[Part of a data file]

---

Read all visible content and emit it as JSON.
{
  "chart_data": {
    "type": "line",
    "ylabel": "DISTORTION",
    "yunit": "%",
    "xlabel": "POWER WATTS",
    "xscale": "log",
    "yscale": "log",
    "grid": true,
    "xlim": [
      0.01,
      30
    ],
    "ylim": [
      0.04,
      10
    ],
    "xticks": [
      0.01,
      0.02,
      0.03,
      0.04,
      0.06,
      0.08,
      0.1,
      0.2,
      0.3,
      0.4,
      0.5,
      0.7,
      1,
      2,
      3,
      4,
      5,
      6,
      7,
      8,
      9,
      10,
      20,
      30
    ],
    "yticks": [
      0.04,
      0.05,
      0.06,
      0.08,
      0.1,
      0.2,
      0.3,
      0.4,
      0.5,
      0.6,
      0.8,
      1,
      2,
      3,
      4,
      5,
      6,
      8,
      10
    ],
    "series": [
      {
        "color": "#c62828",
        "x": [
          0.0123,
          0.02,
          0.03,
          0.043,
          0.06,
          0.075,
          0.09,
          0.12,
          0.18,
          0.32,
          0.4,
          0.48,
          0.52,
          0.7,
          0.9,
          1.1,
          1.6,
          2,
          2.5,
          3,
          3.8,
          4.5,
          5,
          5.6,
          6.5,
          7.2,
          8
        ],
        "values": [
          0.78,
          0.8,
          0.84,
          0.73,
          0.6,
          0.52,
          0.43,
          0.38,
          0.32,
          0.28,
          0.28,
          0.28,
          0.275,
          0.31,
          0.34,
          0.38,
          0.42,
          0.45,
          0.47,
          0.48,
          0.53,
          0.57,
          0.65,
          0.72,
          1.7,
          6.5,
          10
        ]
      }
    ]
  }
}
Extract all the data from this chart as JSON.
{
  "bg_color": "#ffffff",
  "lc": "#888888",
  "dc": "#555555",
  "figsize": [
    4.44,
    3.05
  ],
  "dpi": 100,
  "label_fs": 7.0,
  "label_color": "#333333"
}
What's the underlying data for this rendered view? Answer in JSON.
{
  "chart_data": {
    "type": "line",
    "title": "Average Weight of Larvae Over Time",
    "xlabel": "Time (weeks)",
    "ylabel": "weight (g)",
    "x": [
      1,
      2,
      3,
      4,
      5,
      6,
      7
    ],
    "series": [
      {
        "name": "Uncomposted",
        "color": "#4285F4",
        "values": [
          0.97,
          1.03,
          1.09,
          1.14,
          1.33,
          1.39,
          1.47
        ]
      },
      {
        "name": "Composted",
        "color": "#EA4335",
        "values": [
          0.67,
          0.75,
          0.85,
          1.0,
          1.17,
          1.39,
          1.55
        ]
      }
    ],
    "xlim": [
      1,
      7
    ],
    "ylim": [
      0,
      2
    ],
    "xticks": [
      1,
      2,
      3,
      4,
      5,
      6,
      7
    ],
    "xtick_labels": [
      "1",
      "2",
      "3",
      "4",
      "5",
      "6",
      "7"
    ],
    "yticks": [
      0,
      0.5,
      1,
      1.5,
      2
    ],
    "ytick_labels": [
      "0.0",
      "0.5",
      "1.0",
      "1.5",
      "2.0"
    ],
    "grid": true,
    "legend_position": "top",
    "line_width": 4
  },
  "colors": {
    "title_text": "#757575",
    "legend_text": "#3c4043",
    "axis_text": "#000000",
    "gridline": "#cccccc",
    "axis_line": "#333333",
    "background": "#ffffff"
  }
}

---

== Task ==
Nothing may be left out: return each entry exactly as it reads.

== Answer for the task ==
Read all visible content and emit it as JSON.
{
  "chart_data": {
    "type": "line",
    "ylabel": "DISTORTION",
    "yunit": "%",
    "xlabel": "POWER WATTS",
    "xscale": "log",
    "yscale": "log",
    "grid": true,
    "xlim": [
      0.01,
      30
    ],
    "ylim": [
      0.04,
      10
    ],
    "xticks": [
      0.01,
      0.02,
      0.03,
      0.04,
      0.06,
      0.08,
      0.1,
      0.2,
      0.3,
      0.4,
      0.5,
      0.7,
      1,
      2,
      3,
      4,
      5,
      6,
      7,
      8,
      9,
      10,
      20,
      30
    ],
    "yticks": [
      0.04,
      0.05,
      0.06,
      0.08,
      0.1,
      0.2,
      0.3,
      0.4,
      0.5,
      0.6,
      0.8,
      1,
      2,
      3,
      4,
      5,
      6,
      8,
      10
    ],
    "series": [
      {
        "color": "#c62828",
        "x": [
          0.0123,
          0.02,
          0.03,
          0.043,
          0.06,
          0.075,
          0.09,
          0.12,
          0.18,
          0.32,
          0.4,
          0.48,
          0.52,
          0.7,
          0.9,
          1.1,
          1.6,
          2,
          2.5,
          3,
          3.8,
          4.5,
          5,
          5.6,
          6.5,
          7.2,
          8
        ],
        "values": [
          0.78,
          0.8,
          0.84,
          0.73,
          0.6,
          0.52,
          0.43,
          0.38,
          0.32,
          0.28,
          0.28,
          0.28,
          0.275,
          0.31,
          0.34,
          0.38,
          0.42,
          0.45,
          0.47,
          0.48,
          0.53,
          0.57,
          0.65,
          0.72,
          1.7,
          6.5,
          10
        ]
      }
    ]
  }
}
Extract all the data from this chart as JSON.
{
  "bg_color": "#ffffff",
  "lc": "#888888",
  "dc": "#555555",
  "figsize": [
    4.44,
    3.05
  ],
  "dpi": 100,
  "label_fs": 7.0,
  "label_color": "#333333"
}
What's the underlying data for this rendered view? Answer in JSON.
{
  "chart_data": {
    "type": "line",
    "title": "Average Weight of Larvae Over Time",
    "xlabel": "Time (weeks)",
    "ylabel": "weight (g)",
    "x": [
      1,
      2,
      3,
      4,
      5,
      6,
      7
    ],
    "series": [
      {
        "name": "Uncomposted",
        "color": "#4285F4",
        "values": [
          0.97,
          1.03,
          1.09,
          1.14,
          1.33,
          1.39,
          1.47
        ]
      },
      {
        "name": "Composted",
        "color": "#EA4335",
        "values": [
          0.67,
          0.75,
          0.85,
          1.0,
          1.17,
          1.39,
          1.55
        ]
      }
    ],
    "xlim": [
      1,
      7
    ],
    "ylim": [
      0,
      2
    ],
    "xticks": [
      1,
      2,
      3,
      4,
      5,
      6,
      7
    ],
    "xtick_labels": [
      "1",
      "2",
      "3",
      "4",
      "5",
      "6",
      "7"
    ],
    "yticks": [
      0,
      0.5,
      1,
      1.5,
      2
    ],
    "ytick_labels": [
      "0.0",
      "0.5",
      "1.0",
      "1.5",
      "2.0"
    ],
    "grid": true,
    "legend_position": "top",
    "line_width": 4
  },
  "colors": {
    "title_text": "#757575",
    "legend_text": "#3c4043",
    "axis_text": "#000000",
    "gridline": "#cccccc",
    "axis_line": "#333333",
    "background": "#ffffff"
  }
}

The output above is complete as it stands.